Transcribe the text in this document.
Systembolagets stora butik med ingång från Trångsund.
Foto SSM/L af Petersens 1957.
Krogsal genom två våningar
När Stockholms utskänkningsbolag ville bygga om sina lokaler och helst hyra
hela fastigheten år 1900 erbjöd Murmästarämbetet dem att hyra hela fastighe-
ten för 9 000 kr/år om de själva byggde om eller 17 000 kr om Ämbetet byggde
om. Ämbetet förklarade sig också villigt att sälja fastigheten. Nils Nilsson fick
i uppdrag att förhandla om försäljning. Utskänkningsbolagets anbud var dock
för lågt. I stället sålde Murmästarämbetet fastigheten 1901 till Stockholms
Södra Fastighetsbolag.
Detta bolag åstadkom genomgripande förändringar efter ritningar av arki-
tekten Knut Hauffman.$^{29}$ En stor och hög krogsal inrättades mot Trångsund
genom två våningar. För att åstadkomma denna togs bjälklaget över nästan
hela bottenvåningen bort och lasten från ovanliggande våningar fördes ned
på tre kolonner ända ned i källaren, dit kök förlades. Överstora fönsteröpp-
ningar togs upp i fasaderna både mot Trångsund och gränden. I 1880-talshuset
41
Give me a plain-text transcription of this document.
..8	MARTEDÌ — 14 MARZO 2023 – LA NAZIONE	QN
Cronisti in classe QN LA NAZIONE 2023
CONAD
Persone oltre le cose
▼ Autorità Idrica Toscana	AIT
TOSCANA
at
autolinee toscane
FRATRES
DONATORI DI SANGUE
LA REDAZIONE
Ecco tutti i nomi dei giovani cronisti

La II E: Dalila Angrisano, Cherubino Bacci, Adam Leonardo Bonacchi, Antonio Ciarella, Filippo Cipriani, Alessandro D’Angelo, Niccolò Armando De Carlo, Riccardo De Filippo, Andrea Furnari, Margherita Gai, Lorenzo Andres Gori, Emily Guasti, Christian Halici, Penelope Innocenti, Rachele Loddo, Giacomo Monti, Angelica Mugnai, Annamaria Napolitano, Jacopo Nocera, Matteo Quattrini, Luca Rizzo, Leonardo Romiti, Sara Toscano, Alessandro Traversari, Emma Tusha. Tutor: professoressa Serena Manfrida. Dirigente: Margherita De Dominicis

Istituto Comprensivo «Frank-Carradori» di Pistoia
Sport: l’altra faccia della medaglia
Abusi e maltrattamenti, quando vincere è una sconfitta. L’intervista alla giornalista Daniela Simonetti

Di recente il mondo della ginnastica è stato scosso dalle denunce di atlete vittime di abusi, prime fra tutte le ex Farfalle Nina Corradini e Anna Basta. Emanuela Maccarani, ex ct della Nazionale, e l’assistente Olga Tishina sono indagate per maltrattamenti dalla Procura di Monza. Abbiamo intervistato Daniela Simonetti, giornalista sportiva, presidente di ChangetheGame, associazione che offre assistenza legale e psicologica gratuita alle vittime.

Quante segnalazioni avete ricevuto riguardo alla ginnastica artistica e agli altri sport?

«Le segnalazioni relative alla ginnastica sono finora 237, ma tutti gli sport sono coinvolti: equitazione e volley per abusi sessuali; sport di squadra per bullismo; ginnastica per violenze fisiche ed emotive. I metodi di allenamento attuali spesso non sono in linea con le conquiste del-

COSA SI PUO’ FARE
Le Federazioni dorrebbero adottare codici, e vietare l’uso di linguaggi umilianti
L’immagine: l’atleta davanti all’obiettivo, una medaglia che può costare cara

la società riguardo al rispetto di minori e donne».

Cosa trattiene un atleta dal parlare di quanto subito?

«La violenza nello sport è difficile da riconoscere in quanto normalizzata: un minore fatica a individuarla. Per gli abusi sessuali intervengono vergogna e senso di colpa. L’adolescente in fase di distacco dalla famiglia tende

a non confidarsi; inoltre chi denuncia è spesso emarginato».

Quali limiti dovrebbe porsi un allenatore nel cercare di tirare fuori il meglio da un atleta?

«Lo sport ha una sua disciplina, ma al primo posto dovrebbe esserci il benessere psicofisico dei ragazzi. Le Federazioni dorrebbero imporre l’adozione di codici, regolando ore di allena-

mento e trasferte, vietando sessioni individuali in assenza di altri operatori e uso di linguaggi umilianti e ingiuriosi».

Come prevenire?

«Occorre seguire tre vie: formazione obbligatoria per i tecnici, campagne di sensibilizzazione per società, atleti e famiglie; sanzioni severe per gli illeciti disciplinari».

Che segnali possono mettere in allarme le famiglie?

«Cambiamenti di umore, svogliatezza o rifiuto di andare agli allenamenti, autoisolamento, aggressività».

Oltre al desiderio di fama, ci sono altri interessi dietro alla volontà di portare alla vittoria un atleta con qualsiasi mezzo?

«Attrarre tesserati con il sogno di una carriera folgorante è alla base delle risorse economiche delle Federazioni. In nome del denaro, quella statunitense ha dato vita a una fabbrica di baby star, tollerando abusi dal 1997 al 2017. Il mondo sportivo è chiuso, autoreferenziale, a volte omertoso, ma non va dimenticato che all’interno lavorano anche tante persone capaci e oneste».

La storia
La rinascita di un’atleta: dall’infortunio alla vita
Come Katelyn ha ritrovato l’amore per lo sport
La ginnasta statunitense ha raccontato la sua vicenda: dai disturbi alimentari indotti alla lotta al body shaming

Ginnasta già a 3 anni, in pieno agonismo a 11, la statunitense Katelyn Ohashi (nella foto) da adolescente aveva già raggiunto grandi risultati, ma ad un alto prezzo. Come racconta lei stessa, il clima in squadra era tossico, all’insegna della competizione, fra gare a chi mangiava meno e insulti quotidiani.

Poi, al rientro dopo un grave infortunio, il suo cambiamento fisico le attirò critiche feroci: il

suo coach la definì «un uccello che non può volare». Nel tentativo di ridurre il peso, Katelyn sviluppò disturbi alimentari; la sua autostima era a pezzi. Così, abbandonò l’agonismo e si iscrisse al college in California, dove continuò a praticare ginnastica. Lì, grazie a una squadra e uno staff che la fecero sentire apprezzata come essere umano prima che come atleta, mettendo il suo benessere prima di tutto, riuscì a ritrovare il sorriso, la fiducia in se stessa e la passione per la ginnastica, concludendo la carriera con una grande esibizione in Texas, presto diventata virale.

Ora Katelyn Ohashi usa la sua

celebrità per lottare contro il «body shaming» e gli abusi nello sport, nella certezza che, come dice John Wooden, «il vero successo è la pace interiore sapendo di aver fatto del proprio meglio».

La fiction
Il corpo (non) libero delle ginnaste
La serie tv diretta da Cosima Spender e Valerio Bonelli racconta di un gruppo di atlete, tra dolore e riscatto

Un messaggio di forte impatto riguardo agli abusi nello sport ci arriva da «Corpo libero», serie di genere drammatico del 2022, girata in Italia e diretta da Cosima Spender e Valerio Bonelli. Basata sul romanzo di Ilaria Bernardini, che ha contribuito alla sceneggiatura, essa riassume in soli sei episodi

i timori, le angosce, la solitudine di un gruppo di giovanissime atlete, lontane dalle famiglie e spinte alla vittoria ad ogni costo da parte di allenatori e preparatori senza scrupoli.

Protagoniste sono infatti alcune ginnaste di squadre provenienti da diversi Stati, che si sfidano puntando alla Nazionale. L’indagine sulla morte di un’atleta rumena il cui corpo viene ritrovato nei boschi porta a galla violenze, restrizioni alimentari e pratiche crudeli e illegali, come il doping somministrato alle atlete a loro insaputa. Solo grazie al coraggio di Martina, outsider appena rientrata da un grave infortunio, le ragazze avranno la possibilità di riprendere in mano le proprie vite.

□ □ □ □ □ □ □

» **ASSIGNMENT**:
Reproduce the data shown above in its entirety, keeping each word as it is.

» **RESPONSE TO THE EXERCISE**:
Transcribe the text in this document.
Systembolagets stora butik med ingång från Trångsund.
Foto SSM/L af Petersens 1957.
Krogsal genom två våningar
När Stockholms utskänkningsbolag ville bygga om sina lokaler och helst hyra
hela fastigheten år 1900 erbjöd Murmästarämbetet dem att hyra hela fastighe-
ten för 9 000 kr/år om de själva byggde om eller 17 000 kr om Ämbetet byggde
om. Ämbetet förklarade sig också villigt att sälja fastigheten. Nils Nilsson fick
i uppdrag att förhandla om försäljning. Utskänkningsbolagets anbud var dock
för lågt. I stället sålde Murmästarämbetet fastigheten 1901 till Stockholms
Södra Fastighetsbolag.
Detta bolag åstadkom genomgripande förändringar efter ritningar av arki-
tekten Knut Hauffman.$^{29}$ En stor och hög krogsal inrättades mot Trångsund
genom två våningar. För att åstadkomma denna togs bjälklaget över nästan
hela bottenvåningen bort och lasten från ovanliggande våningar fördes ned
på tre kolonner ända ned i källaren, dit kök förlades. Överstora fönsteröpp-
ningar togs upp i fasaderna både mot Trångsund och gränden. I 1880-talshuset
41
Give me a plain-text transcription of this document.
..8	MARTEDÌ — 14 MARZO 2023 – LA NAZIONE	QN
Cronisti in classe QN LA NAZIONE 2023
CONAD
Persone oltre le cose
▼ Autorità Idrica Toscana	AIT
TOSCANA
at
autolinee toscane
FRATRES
DONATORI DI SANGUE
LA REDAZIONE
Ecco tutti i nomi dei giovani cronisti

La II E: Dalila Angrisano, Cherubino Bacci, Adam Leonardo Bonacchi, Antonio Ciarella, Filippo Cipriani, Alessandro D’Angelo, Niccolò Armando De Carlo, Riccardo De Filippo, Andrea Furnari, Margherita Gai, Lorenzo Andres Gori, Emily Guasti, Christian Halici, Penelope Innocenti, Rachele Loddo, Giacomo Monti, Angelica Mugnai, Annamaria Napolitano, Jacopo Nocera, Matteo Quattrini, Luca Rizzo, Leonardo Romiti, Sara Toscano, Alessandro Traversari, Emma Tusha. Tutor: professoressa Serena Manfrida. Dirigente: Margherita De Dominicis

Istituto Comprensivo «Frank-Carradori» di Pistoia
Sport: l’altra faccia della medaglia
Abusi e maltrattamenti, quando vincere è una sconfitta. L’intervista alla giornalista Daniela Simonetti

Di recente il mondo della ginnastica è stato scosso dalle denunce di atlete vittime di abusi, prime fra tutte le ex Farfalle Nina Corradini e Anna Basta. Emanuela Maccarani, ex ct della Nazionale, e l’assistente Olga Tishina sono indagate per maltrattamenti dalla Procura di Monza. Abbiamo intervistato Daniela Simonetti, giornalista sportiva, presidente di ChangetheGame, associazione che offre assistenza legale e psicologica gratuita alle vittime.

Quante segnalazioni avete ricevuto riguardo alla ginnastica artistica e agli altri sport?

«Le segnalazioni relative alla ginnastica sono finora 237, ma tutti gli sport sono coinvolti: equitazione e volley per abusi sessuali; sport di squadra per bullismo; ginnastica per violenze fisiche ed emotive. I metodi di allenamento attuali spesso non sono in linea con le conquiste del-

COSA SI PUO’ FARE
Le Federazioni dorrebbero adottare codici, e vietare l’uso di linguaggi umilianti
L’immagine: l’atleta davanti all’obiettivo, una medaglia che può costare cara

la società riguardo al rispetto di minori e donne».

Cosa trattiene un atleta dal parlare di quanto subito?

«La violenza nello sport è difficile da riconoscere in quanto normalizzata: un minore fatica a individuarla. Per gli abusi sessuali intervengono vergogna e senso di colpa. L’adolescente in fase di distacco dalla famiglia tende

a non confidarsi; inoltre chi denuncia è spesso emarginato».

Quali limiti dovrebbe porsi un allenatore nel cercare di tirare fuori il meglio da un atleta?

«Lo sport ha una sua disciplina, ma al primo posto dovrebbe esserci il benessere psicofisico dei ragazzi. Le Federazioni dorrebbero imporre l’adozione di codici, regolando ore di allena-

mento e trasferte, vietando sessioni individuali in assenza di altri operatori e uso di linguaggi umilianti e ingiuriosi».

Come prevenire?

«Occorre seguire tre vie: formazione obbligatoria per i tecnici, campagne di sensibilizzazione per società, atleti e famiglie; sanzioni severe per gli illeciti disciplinari».

Che segnali possono mettere in allarme le famiglie?

«Cambiamenti di umore, svogliatezza o rifiuto di andare agli allenamenti, autoisolamento, aggressività».

Oltre al desiderio di fama, ci sono altri interessi dietro alla volontà di portare alla vittoria un atleta con qualsiasi mezzo?

«Attrarre tesserati con il sogno di una carriera folgorante è alla base delle risorse economiche delle Federazioni. In nome del denaro, quella statunitense ha dato vita a una fabbrica di baby star, tollerando abusi dal 1997 al 2017. Il mondo sportivo è chiuso, autoreferenziale, a volte omertoso, ma non va dimenticato che all’interno lavorano anche tante persone capaci e oneste».

La storia
La rinascita di un’atleta: dall’infortunio alla vita
Come Katelyn ha ritrovato l’amore per lo sport
La ginnasta statunitense ha raccontato la sua vicenda: dai disturbi alimentari indotti alla lotta al body shaming

Ginnasta già a 3 anni, in pieno agonismo a 11, la statunitense Katelyn Ohashi (nella foto) da adolescente aveva già raggiunto grandi risultati, ma ad un alto prezzo. Come racconta lei stessa, il clima in squadra era tossico, all’insegna della competizione, fra gare a chi mangiava meno e insulti quotidiani.

Poi, al rientro dopo un grave infortunio, il suo cambiamento fisico le attirò critiche feroci: il

suo coach la definì «un uccello che non può volare». Nel tentativo di ridurre il peso, Katelyn sviluppò disturbi alimentari; la sua autostima era a pezzi. Così, abbandonò l’agonismo e si iscrisse al college in California, dove continuò a praticare ginnastica. Lì, grazie a una squadra e uno staff che la fecero sentire apprezzata come essere umano prima che come atleta, mettendo il suo benessere prima di tutto, riuscì a ritrovare il sorriso, la fiducia in se stessa e la passione per la ginnastica, concludendo la carriera con una grande esibizione in Texas, presto diventata virale.

Ora Katelyn Ohashi usa la sua

celebrità per lottare contro il «body shaming» e gli abusi nello sport, nella certezza che, come dice John Wooden, «il vero successo è la pace interiore sapendo di aver fatto del proprio meglio».

La fiction
Il corpo (non) libero delle ginnaste
La serie tv diretta da Cosima Spender e Valerio Bonelli racconta di un gruppo di atlete, tra dolore e riscatto

Un messaggio di forte impatto riguardo agli abusi nello sport ci arriva da «Corpo libero», serie di genere drammatico del 2022, girata in Italia e diretta da Cosima Spender e Valerio Bonelli. Basata sul romanzo di Ilaria Bernardini, che ha contribuito alla sceneggiatura, essa riassume in soli sei episodi

i timori, le angosce, la solitudine di un gruppo di giovanissime atlete, lontane dalle famiglie e spinte alla vittoria ad ogni costo da parte di allenatori e preparatori senza scrupoli.

Protagoniste sono infatti alcune ginnaste di squadre provenienti da diversi Stati, che si sfidano puntando alla Nazionale. L’indagine sulla morte di un’atleta rumena il cui corpo viene ritrovato nei boschi porta a galla violenze, restrizioni alimentari e pratiche crudeli e illegali, come il doping somministrato alle atlete a loro insaputa. Solo grazie al coraggio di Martina, outsider appena rientrata da un grave infortunio, le ragazze avranno la possibilità di riprendere in mano le proprie vite.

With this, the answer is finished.